━━━━━ RECORDS FOR THIS EXERCISE ━━━━━

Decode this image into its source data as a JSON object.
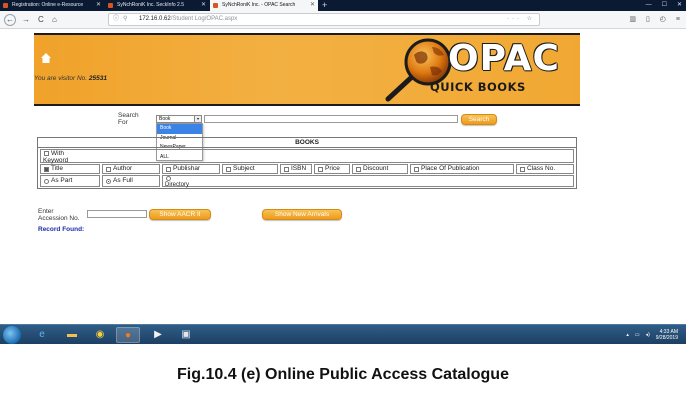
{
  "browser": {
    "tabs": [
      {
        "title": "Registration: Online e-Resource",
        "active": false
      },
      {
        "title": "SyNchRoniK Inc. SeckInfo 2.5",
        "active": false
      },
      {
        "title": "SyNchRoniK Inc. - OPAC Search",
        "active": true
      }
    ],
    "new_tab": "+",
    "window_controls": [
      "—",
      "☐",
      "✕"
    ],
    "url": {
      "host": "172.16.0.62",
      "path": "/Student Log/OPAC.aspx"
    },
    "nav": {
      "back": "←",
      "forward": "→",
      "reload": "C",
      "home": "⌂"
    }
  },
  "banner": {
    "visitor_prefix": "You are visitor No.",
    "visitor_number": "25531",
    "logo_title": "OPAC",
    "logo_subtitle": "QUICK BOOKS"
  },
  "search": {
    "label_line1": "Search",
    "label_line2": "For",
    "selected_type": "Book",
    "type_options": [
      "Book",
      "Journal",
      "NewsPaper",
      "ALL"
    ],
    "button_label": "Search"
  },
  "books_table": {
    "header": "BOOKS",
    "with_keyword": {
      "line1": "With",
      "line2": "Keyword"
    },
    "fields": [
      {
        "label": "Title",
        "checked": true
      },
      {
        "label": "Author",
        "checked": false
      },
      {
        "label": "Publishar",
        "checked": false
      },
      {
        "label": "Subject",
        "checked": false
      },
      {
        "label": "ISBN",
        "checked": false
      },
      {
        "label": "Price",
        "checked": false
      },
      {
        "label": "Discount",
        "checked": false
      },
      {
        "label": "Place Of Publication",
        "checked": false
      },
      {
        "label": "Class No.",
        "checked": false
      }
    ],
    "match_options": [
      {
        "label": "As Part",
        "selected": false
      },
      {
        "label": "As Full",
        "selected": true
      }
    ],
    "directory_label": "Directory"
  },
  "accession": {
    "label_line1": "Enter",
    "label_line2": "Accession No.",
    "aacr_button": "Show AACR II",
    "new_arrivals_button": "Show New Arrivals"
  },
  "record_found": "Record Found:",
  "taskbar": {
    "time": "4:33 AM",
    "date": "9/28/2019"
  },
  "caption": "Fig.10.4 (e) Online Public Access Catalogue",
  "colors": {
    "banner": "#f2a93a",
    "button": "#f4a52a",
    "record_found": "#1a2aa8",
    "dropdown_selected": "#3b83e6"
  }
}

━━━━━

### WHAT THE TASK ASKS
Take every line from the data above that holds "Online" and copy it out.

### RESPONSE
        "title": "Registration: Online e-Resource",
  "caption": "Fig.10.4 (e) Online Public Access Catalogue",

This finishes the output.